STATED TASK: Without altering anything, output the material below.

Stored data entries:
** Start **
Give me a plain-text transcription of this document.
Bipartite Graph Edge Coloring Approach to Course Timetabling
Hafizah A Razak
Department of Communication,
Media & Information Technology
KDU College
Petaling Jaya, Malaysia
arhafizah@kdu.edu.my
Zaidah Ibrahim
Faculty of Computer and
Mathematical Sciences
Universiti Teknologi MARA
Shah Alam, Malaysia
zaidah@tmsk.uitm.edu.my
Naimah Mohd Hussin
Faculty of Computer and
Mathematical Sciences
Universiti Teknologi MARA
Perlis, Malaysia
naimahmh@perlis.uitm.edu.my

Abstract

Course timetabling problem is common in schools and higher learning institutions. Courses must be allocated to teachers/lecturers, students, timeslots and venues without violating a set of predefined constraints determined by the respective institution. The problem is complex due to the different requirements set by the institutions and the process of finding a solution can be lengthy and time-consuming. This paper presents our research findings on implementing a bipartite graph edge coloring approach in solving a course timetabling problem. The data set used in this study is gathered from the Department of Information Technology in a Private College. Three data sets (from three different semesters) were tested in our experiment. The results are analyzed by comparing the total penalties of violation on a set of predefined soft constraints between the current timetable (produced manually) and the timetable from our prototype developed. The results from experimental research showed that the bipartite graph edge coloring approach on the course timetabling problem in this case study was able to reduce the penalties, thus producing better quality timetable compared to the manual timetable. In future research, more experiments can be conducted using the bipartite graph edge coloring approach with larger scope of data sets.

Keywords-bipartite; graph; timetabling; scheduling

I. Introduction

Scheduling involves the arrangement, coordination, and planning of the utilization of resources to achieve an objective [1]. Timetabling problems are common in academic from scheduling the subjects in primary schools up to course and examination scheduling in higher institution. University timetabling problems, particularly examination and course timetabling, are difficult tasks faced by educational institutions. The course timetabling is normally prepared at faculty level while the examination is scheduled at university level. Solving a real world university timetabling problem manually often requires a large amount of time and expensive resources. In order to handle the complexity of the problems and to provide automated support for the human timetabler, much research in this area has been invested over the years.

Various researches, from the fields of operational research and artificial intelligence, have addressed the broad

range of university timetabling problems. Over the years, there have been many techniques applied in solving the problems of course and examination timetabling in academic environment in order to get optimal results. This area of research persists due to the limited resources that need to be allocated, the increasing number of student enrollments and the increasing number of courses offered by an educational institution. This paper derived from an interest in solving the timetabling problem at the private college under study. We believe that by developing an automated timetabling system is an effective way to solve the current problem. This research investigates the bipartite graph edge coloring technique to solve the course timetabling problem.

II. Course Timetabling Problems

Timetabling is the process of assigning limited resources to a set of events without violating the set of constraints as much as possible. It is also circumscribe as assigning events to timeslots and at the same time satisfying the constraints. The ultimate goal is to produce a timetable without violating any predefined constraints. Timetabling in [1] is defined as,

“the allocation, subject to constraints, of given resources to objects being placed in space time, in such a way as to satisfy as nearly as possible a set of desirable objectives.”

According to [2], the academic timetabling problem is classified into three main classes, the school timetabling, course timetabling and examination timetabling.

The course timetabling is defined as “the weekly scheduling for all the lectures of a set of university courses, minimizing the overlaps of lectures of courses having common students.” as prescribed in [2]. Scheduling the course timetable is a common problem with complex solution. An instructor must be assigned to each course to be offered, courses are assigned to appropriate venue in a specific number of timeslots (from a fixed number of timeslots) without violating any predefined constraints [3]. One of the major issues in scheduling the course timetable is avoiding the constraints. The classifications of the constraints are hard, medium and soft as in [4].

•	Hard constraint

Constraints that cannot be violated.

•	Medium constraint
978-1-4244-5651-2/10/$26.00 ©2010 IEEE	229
** End **
RESULT FOR THIS EXERCISE:
Give me a plain-text transcription of this document.
Bipartite Graph Edge Coloring Approach to Course Timetabling
Hafizah A Razak
Department of Communication,
Media & Information Technology
KDU College
Petaling Jaya, Malaysia
arhafizah@kdu.edu.my
Zaidah Ibrahim
Faculty of Computer and
Mathematical Sciences
Universiti Teknologi MARA
Shah Alam, Malaysia
zaidah@tmsk.uitm.edu.my
Naimah Mohd Hussin
Faculty of Computer and
Mathematical Sciences
Universiti Teknologi MARA
Perlis, Malaysia
naimahmh@perlis.uitm.edu.my

Abstract

Course timetabling problem is common in schools and higher learning institutions. Courses must be allocated to teachers/lecturers, students, timeslots and venues without violating a set of predefined constraints determined by the respective institution. The problem is complex due to the different requirements set by the institutions and the process of finding a solution can be lengthy and time-consuming. This paper presents our research findings on implementing a bipartite graph edge coloring approach in solving a course timetabling problem. The data set used in this study is gathered from the Department of Information Technology in a Private College. Three data sets (from three different semesters) were tested in our experiment. The results are analyzed by comparing the total penalties of violation on a set of predefined soft constraints between the current timetable (produced manually) and the timetable from our prototype developed. The results from experimental research showed that the bipartite graph edge coloring approach on the course timetabling problem in this case study was able to reduce the penalties, thus producing better quality timetable compared to the manual timetable. In future research, more experiments can be conducted using the bipartite graph edge coloring approach with larger scope of data sets.

Keywords-bipartite; graph; timetabling; scheduling

I. Introduction

Scheduling involves the arrangement, coordination, and planning of the utilization of resources to achieve an objective [1]. Timetabling problems are common in academic from scheduling the subjects in primary schools up to course and examination scheduling in higher institution. University timetabling problems, particularly examination and course timetabling, are difficult tasks faced by educational institutions. The course timetabling is normally prepared at faculty level while the examination is scheduled at university level. Solving a real world university timetabling problem manually often requires a large amount of time and expensive resources. In order to handle the complexity of the problems and to provide automated support for the human timetabler, much research in this area has been invested over the years.

Various researches, from the fields of operational research and artificial intelligence, have addressed the broad

range of university timetabling problems. Over the years, there have been many techniques applied in solving the problems of course and examination timetabling in academic environment in order to get optimal results. This area of research persists due to the limited resources that need to be allocated, the increasing number of student enrollments and the increasing number of courses offered by an educational institution. This paper derived from an interest in solving the timetabling problem at the private college under study. We believe that by developing an automated timetabling system is an effective way to solve the current problem. This research investigates the bipartite graph edge coloring technique to solve the course timetabling problem.

II. Course Timetabling Problems

Timetabling is the process of assigning limited resources to a set of events without violating the set of constraints as much as possible. It is also circumscribe as assigning events to timeslots and at the same time satisfying the constraints. The ultimate goal is to produce a timetable without violating any predefined constraints. Timetabling in [1] is defined as,

“the allocation, subject to constraints, of given resources to objects being placed in space time, in such a way as to satisfy as nearly as possible a set of desirable objectives.”

According to [2], the academic timetabling problem is classified into three main classes, the school timetabling, course timetabling and examination timetabling.

The course timetabling is defined as “the weekly scheduling for all the lectures of a set of university courses, minimizing the overlaps of lectures of courses having common students.” as prescribed in [2]. Scheduling the course timetable is a common problem with complex solution. An instructor must be assigned to each course to be offered, courses are assigned to appropriate venue in a specific number of timeslots (from a fixed number of timeslots) without violating any predefined constraints [3]. One of the major issues in scheduling the course timetable is avoiding the constraints. The classifications of the constraints are hard, medium and soft as in [4].

•	Hard constraint

Constraints that cannot be violated.

•	Medium constraint
978-1-4244-5651-2/10/$26.00 ©2010 IEEE	229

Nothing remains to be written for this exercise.